'''

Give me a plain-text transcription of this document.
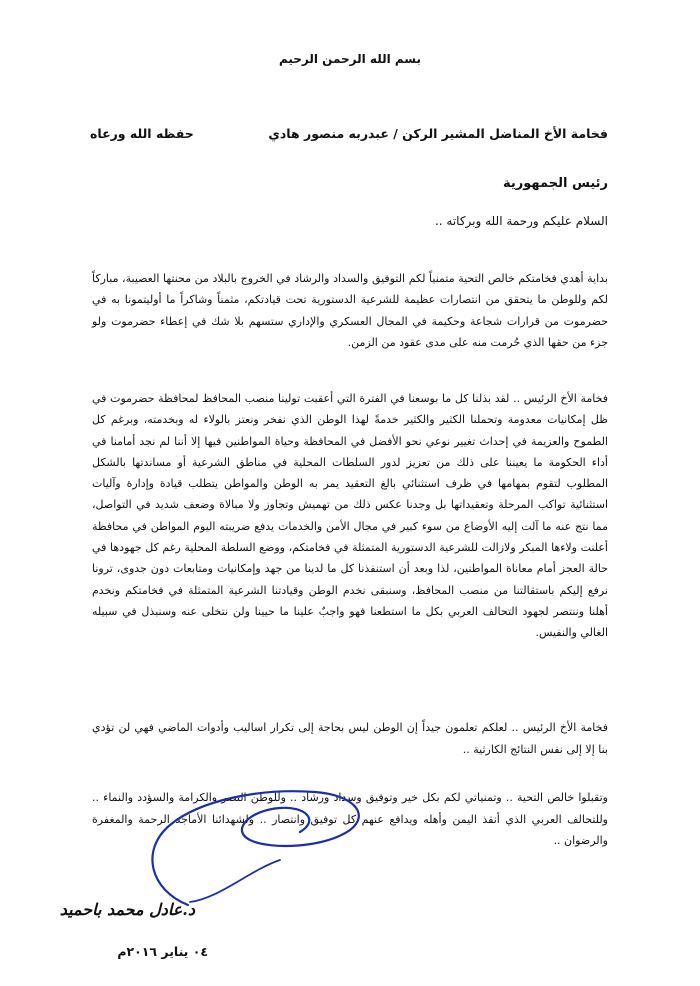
بسم الله الرحمن الرحيم
فخامة الأخ المناضل المشير الركن / عبدربه منصور هادي
حفظه الله ورعاه
رئيس الجمهورية
السلام عليكم ورحمة الله وبركاته ..
بداية أهدي فخامتكم خالص التحية متمنياً لكم التوفيق والسداد والرشاد في الخروج بالبلاد من محنتها العصيبة، مباركاً لكم وللوطن ما يتحقق من انتصارات عظيمة للشرعية الدستورية تحت قيادتكم، مثمناً وشاكراً ما أوليتمونا به في حضرموت من قرارات شجاعة وحكيمة في المجال العسكري والإداري ستسهم بلا شك في إعطاء حضرموت ولو جزء من حقها الذي حُرمت منه على مدى عقود من الزمن.
فخامة الأخ الرئيس .. لقد بذلنا كل ما بوسعنا في الفترة التي أعقبت تولينا منصب المحافظ لمحافظة حضرموت في ظل إمكانيات معدومة وتحملنا الكثير والكثير خدمةً لهذا الوطن الذي نفخر ونعتز بالولاء له وبخدمته، وبرغم كل الطموح والعزيمة في إحداث تغيير نوعي نحو الأفضل في المحافظة وحياة المواطنين فيها إلا أننا لم نجد أمامنا في أداء الحكومة ما يعيننا على ذلك من تعزيز لدور السلطات المحلية في مناطق الشرعية أو مساندتها بالشكل المطلوب لتقوم بمهامها في ظرف استثنائي بالغ التعقيد يمر به الوطن والمواطن يتطلب قيادة وإدارة وآليات استثنائية تواكب المرحلة وتعقيداتها بل وجدنا عكس ذلك من تهميش وتجاوز ولا مبالاة وضعف شديد في التواصل، مما نتج عنه ما آلت إليه الأوضاع من سوء كبير في مجال الأمن والخدمات يدفع ضريبته اليوم المواطن في محافظة أعلنت ولاءها المبكر ولازالت للشرعية الدستورية المتمثلة في فخامتكم، ووضع السلطة المحلية رغم كل جهودها في حالة العجز أمام معاناة المواطنين، لذا وبعد أن استنفذنا كل ما لدينا من جهد وإمكانيات ومتابعات دون جدوى، ترونا نرفع إليكم باستقالتنا من منصب المحافظ، وسنبقى نخدم الوطن وقيادتنا الشرعية المتمثلة في فخامتكم ونخدم أهلنا وننتصر لجهود التحالف العربي بكل ما استطعنا فهو واجبٌ علينا ما حيينا ولن نتخلى عنه وسنبذل في سبيله الغالي والنفيس.
فخامة الأخ الرئيس .. لعلكم تعلمون جيداً إن الوطن ليس بحاجة إلى تكرار اساليب وأدوات الماضي فهي لن تؤدي بنا إلا إلى نفس النتائج الكارثية ..
وتقبلوا خالص التحية .. وتمنياتي لكم بكل خير وتوفيق وسداد ورشاد .. وللوطن النصر والكرامة والسؤدد والنماء .. وللتحالف العربي الذي أنقذ اليمن وأهله ويدافع عنهم كل توفيق وانتصار .. ولشهدائنا الأماجد الرحمة والمغفرة والرضوان ..
د.عادل محمد باحميد
٠٤ يناير ٢٠١٦م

'''

Exercise | Copy out each line of the data containing the string "الله".

Solution to this exercise |
بسم الله الرحمن الرحيم
حفظه الله ورعاه
السلام عليكم ورحمة الله وبركاته ..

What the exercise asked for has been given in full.